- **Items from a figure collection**

-------------------------

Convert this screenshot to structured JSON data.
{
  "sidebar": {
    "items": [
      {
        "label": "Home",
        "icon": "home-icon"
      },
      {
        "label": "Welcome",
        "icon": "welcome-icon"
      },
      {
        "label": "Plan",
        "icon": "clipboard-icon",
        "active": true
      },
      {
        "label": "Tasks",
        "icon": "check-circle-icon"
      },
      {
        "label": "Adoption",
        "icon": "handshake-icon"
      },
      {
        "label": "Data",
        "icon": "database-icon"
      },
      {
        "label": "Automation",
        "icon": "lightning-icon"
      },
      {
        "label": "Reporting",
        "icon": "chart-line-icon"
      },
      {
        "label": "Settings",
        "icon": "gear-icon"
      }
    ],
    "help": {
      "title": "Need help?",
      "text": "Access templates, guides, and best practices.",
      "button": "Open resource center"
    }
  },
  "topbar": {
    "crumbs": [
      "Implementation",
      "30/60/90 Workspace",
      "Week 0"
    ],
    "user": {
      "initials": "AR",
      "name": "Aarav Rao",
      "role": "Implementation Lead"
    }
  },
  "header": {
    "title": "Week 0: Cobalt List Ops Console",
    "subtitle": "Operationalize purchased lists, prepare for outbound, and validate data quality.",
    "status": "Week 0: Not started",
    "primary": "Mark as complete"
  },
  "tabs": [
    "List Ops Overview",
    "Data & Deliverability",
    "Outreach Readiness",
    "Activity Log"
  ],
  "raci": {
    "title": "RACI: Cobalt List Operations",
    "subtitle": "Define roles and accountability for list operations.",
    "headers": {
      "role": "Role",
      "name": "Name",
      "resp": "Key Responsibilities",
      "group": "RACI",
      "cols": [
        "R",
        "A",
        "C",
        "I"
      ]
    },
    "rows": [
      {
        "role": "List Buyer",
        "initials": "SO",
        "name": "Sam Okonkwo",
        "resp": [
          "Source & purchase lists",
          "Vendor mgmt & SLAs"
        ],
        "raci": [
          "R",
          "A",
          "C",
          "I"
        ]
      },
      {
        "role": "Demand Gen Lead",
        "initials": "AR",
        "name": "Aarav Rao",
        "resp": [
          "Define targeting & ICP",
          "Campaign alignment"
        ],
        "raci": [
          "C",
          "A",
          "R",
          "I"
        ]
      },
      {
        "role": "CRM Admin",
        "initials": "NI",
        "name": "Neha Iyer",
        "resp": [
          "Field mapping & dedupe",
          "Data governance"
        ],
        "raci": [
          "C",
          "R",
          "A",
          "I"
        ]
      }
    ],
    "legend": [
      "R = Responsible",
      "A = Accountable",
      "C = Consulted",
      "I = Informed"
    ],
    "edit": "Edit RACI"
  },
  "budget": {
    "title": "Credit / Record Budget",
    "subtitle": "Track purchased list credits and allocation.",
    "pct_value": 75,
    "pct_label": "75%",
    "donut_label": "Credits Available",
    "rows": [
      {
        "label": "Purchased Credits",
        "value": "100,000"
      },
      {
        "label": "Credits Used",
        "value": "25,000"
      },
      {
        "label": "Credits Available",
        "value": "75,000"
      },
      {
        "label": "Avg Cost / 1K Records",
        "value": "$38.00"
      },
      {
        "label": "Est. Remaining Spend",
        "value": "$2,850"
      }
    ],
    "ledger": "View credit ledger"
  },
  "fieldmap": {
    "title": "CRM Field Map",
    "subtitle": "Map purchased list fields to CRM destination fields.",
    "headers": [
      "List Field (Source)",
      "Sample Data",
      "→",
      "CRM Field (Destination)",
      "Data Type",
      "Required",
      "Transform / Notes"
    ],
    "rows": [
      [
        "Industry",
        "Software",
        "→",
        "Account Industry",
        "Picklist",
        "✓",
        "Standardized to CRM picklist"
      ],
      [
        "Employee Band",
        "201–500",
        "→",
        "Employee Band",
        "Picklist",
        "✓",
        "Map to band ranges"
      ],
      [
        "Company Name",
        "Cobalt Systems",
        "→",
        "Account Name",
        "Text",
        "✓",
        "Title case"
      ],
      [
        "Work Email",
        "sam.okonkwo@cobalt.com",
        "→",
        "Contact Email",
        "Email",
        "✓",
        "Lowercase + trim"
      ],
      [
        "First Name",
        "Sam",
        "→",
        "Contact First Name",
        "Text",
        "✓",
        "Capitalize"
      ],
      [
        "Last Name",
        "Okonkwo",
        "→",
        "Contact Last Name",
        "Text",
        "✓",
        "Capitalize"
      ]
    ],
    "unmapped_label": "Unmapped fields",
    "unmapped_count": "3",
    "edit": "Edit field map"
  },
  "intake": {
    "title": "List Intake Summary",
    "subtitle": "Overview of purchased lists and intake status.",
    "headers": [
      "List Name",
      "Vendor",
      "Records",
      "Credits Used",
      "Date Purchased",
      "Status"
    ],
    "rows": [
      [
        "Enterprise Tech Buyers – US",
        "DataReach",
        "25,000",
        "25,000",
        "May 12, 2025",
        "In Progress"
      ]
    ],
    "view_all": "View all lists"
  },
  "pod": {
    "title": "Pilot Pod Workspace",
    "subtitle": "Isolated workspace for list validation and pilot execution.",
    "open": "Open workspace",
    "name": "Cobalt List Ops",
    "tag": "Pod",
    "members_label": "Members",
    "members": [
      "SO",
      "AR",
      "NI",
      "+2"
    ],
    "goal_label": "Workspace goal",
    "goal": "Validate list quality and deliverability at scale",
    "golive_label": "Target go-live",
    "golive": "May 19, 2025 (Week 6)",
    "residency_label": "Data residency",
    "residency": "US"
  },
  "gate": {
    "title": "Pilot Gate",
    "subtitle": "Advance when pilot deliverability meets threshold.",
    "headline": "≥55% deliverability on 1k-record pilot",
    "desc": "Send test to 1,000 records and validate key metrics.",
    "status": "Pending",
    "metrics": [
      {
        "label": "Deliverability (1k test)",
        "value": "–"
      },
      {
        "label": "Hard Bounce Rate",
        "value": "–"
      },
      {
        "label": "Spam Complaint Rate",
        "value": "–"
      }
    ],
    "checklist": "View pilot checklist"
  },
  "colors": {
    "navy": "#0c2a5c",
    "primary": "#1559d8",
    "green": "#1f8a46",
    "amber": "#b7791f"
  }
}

-------------------------

- **Your objective**
Gather each line in these records that contains the string "quality".

- **The output**
    "subtitle": "Operationalize purchased lists, prepare for outbound, and validate data quality.",
    "goal": "Validate list quality and deliverability at scale",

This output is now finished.